-- DATA LINES --
* start *

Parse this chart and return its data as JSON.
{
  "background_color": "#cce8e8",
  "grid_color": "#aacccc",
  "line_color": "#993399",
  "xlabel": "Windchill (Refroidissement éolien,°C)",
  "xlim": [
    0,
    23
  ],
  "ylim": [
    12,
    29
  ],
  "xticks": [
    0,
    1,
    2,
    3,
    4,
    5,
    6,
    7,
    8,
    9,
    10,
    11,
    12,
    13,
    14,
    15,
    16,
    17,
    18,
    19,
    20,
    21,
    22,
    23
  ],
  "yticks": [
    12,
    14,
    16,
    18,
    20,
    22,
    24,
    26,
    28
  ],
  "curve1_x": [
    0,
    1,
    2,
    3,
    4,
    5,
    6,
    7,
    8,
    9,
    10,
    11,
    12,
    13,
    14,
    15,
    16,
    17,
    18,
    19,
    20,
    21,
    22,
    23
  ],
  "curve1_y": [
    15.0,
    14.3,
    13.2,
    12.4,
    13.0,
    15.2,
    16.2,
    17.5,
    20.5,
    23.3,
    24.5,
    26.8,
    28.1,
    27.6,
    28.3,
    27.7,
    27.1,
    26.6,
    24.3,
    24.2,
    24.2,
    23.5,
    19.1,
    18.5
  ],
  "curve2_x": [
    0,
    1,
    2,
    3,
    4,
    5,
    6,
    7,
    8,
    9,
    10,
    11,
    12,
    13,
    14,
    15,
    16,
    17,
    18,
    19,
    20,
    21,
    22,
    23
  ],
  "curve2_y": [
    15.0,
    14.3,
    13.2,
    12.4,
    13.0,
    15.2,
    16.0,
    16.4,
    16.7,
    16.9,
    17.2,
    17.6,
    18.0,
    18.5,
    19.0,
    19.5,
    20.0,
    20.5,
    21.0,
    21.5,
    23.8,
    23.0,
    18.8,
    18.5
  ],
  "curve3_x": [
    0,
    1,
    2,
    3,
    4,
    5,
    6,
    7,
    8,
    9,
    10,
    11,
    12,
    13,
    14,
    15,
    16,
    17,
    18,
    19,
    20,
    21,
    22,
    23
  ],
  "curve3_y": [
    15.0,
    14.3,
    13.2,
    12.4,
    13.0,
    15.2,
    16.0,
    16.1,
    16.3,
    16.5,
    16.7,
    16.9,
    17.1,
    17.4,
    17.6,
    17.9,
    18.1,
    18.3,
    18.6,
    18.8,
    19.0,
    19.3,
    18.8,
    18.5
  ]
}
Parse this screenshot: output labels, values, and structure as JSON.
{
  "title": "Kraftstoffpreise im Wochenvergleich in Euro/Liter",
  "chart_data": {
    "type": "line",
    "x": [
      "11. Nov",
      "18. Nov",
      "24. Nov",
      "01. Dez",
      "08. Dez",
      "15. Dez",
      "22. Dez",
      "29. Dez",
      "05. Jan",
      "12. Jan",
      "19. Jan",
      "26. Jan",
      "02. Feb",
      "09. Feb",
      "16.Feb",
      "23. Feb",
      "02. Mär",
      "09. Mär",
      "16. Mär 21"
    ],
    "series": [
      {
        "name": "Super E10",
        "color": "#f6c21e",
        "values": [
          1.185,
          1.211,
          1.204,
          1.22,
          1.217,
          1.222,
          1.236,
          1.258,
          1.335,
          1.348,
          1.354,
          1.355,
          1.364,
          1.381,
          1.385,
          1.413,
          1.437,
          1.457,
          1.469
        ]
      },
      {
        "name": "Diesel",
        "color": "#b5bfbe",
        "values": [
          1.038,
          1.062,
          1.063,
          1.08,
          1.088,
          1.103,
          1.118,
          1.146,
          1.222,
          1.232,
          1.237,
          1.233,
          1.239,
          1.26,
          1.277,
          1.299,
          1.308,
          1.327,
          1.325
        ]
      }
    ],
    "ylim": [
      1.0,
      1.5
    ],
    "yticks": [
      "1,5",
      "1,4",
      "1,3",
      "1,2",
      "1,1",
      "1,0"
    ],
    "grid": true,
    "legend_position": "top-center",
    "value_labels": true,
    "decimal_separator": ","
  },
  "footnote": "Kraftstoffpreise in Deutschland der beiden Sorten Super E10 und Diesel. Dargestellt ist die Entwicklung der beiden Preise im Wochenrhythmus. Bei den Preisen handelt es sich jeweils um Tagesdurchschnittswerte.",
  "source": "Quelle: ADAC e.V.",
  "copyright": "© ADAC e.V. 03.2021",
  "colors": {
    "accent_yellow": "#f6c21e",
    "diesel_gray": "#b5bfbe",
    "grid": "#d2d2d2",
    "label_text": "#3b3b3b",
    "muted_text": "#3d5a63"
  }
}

* end *

-- PROBLEM TO SOLVE --
State how many lines of the records above contain "JSON", with no words besides the number.

-- CORRECT OUTPUT --
2